───── Records provided ─────

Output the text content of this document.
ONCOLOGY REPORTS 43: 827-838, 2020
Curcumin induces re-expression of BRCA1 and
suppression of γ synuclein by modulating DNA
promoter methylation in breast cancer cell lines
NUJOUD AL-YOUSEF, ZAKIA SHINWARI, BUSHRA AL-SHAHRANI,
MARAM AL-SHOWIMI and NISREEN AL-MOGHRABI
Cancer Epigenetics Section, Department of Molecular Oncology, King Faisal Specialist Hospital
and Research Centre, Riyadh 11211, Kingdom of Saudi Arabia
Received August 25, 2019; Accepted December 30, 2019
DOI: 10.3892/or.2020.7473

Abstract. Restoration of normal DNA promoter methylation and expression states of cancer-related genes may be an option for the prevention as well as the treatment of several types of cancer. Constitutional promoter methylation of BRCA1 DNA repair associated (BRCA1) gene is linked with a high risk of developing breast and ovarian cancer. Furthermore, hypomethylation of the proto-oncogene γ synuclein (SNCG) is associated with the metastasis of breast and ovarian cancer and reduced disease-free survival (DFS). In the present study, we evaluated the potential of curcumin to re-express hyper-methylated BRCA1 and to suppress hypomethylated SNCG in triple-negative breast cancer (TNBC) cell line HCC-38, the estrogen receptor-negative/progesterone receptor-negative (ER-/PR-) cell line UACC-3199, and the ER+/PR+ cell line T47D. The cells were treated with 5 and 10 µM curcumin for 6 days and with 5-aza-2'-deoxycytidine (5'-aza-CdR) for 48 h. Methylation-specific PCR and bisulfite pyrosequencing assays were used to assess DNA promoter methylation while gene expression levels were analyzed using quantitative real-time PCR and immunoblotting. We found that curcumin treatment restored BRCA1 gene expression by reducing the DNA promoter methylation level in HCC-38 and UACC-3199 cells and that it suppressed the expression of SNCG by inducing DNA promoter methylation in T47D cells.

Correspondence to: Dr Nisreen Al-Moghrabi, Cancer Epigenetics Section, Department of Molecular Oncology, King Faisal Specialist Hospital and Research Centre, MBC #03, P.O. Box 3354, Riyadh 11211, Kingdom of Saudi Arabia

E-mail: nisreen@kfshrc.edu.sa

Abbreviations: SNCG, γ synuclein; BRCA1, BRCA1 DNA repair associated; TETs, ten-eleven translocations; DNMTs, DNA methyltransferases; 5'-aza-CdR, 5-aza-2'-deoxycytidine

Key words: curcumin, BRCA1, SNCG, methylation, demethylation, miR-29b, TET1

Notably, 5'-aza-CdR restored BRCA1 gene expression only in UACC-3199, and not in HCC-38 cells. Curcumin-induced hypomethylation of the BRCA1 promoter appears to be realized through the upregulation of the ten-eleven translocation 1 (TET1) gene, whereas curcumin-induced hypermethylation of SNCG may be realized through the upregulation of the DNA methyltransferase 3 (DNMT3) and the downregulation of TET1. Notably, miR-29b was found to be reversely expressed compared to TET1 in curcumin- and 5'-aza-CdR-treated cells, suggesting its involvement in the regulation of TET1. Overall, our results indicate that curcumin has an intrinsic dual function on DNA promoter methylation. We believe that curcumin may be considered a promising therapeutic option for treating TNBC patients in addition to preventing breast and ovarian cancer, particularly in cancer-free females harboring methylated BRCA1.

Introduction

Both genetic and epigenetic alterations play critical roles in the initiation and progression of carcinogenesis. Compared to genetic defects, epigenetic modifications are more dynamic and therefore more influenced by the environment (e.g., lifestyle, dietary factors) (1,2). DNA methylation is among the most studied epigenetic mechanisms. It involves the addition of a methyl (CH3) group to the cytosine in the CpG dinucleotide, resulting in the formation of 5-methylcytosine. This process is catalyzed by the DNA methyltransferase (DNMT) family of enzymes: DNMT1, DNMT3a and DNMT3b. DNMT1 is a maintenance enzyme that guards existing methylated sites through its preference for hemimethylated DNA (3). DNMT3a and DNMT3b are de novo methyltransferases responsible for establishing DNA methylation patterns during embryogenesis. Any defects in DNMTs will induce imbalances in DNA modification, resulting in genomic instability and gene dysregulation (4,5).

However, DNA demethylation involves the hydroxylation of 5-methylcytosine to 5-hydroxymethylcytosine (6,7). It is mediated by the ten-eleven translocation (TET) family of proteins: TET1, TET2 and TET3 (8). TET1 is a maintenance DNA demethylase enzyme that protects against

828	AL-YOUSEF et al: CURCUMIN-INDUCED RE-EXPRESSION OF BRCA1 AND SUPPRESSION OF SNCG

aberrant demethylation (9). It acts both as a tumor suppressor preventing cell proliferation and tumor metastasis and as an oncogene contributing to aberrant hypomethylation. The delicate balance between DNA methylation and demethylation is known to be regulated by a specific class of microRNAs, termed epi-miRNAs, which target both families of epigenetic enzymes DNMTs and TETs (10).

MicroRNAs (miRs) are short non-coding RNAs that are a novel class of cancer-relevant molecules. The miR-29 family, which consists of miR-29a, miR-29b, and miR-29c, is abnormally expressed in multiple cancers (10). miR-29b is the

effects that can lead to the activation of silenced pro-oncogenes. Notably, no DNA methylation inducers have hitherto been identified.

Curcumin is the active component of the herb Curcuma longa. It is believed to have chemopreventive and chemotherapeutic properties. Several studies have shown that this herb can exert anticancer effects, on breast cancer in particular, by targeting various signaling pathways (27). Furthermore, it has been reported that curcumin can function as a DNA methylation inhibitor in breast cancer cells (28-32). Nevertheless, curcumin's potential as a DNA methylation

─────

Among the records, find each line where the word "methyltransferases" occurs, and copy it.

Abbreviations: SNCG, γ synuclein; BRCA1, BRCA1 DNA repair associated; TETs, ten-eleven translocations; DNMTs, DNA methyltransferases; 5'-aza-CdR, 5-aza-2'-deoxycytidine
Both genetic and epigenetic alterations play critical roles in the initiation and progression of carcinogenesis. Compared to genetic defects, epigenetic modifications are more dynamic and therefore more influenced by the environment (e.g., lifestyle, dietary factors) (1,2). DNA methylation is among the most studied epigenetic mechanisms. It involves the addition of a methyl (CH3) group to the cytosine in the CpG dinucleotide, resulting in the formation of 5-methylcytosine. This process is catalyzed by the DNA methyltransferase (DNMT) family of enzymes: DNMT1, DNMT3a and DNMT3b. DNMT1 is a maintenance enzyme that guards existing methylated sites through its preference for hemimethylated DNA (3). DNMT3a and DNMT3b are de novo methyltransferases responsible for establishing DNA methylation patterns during embryogenesis. Any defects in DNMTs will induce imbalances in DNA modification, resulting in genomic instability and gene dysregulation (4,5).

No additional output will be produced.